-- Begin Supplied entries --

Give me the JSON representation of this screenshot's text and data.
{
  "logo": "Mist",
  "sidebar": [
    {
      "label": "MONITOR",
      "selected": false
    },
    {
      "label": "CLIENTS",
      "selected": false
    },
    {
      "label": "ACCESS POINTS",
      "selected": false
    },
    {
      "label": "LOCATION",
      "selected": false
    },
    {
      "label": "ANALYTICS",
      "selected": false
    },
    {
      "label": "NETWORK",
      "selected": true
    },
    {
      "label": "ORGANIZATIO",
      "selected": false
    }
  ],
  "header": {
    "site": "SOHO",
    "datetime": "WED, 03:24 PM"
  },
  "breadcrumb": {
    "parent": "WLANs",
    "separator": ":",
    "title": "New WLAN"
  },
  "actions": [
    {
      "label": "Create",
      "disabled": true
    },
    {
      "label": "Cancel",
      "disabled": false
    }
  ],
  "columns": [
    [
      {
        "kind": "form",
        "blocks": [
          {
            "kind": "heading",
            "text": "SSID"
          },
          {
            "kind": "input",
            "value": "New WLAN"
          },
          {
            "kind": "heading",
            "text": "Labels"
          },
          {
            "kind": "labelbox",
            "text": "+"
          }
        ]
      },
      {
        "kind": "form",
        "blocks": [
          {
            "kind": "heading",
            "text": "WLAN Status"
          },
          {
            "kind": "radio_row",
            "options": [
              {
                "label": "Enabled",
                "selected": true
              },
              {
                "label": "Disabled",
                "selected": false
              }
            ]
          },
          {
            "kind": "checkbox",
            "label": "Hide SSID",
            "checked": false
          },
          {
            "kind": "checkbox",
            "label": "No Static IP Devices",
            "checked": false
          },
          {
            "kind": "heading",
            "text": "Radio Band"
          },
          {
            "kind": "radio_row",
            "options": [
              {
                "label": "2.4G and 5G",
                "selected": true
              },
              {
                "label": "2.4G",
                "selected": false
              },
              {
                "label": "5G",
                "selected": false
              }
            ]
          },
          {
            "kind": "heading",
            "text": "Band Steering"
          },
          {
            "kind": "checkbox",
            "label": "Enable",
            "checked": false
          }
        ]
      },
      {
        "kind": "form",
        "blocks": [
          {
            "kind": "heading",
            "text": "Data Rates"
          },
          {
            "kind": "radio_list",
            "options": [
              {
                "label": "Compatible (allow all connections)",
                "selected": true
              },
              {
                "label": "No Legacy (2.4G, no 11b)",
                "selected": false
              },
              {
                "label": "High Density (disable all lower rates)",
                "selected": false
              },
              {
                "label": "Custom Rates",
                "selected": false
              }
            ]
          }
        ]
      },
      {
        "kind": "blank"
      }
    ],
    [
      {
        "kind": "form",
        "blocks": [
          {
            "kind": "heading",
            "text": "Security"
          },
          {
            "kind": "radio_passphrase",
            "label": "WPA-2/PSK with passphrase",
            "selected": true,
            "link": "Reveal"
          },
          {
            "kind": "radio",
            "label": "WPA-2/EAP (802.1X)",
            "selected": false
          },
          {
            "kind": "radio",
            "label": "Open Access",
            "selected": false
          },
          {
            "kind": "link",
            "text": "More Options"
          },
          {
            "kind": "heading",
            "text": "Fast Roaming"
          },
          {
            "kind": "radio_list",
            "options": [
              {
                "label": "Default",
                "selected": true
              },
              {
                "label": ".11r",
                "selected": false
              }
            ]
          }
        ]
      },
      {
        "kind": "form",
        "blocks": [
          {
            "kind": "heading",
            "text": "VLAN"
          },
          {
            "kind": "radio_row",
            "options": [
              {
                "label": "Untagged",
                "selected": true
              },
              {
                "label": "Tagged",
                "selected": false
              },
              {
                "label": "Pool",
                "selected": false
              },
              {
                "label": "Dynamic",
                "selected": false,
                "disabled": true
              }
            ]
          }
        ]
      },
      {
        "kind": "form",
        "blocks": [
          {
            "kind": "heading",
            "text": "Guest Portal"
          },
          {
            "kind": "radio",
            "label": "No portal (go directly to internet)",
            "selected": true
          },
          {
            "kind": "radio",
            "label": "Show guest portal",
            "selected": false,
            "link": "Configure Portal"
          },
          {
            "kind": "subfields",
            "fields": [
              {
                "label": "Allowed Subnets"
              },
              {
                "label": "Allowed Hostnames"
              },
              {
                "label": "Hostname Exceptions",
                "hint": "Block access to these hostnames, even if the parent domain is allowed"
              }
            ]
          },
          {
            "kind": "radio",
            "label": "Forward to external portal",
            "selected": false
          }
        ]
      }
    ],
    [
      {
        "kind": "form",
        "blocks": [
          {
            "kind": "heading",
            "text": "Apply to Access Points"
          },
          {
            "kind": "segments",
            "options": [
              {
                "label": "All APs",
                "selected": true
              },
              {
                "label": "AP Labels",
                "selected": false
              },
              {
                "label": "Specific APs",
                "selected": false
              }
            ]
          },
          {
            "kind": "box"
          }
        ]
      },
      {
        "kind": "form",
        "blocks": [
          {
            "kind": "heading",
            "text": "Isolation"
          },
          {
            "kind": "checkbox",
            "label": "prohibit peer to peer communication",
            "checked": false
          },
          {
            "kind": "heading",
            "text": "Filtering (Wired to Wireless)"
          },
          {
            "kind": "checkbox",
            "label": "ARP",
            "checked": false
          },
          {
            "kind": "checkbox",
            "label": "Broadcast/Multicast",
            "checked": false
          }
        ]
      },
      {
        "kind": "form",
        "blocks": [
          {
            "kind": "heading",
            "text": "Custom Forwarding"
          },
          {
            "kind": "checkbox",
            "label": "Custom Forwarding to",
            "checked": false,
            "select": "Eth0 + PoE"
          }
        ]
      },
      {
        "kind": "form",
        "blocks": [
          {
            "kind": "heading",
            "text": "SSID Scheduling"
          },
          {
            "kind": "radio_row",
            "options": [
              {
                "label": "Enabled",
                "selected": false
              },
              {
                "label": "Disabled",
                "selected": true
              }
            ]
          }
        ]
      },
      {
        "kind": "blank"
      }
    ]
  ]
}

-- End Supplied entries --

Short exercise:
Where a line above holds the string "SSID", show that line.

Result of the task:
            "text": "SSID"
            "label": "Hide SSID",
            "text": "SSID Scheduling"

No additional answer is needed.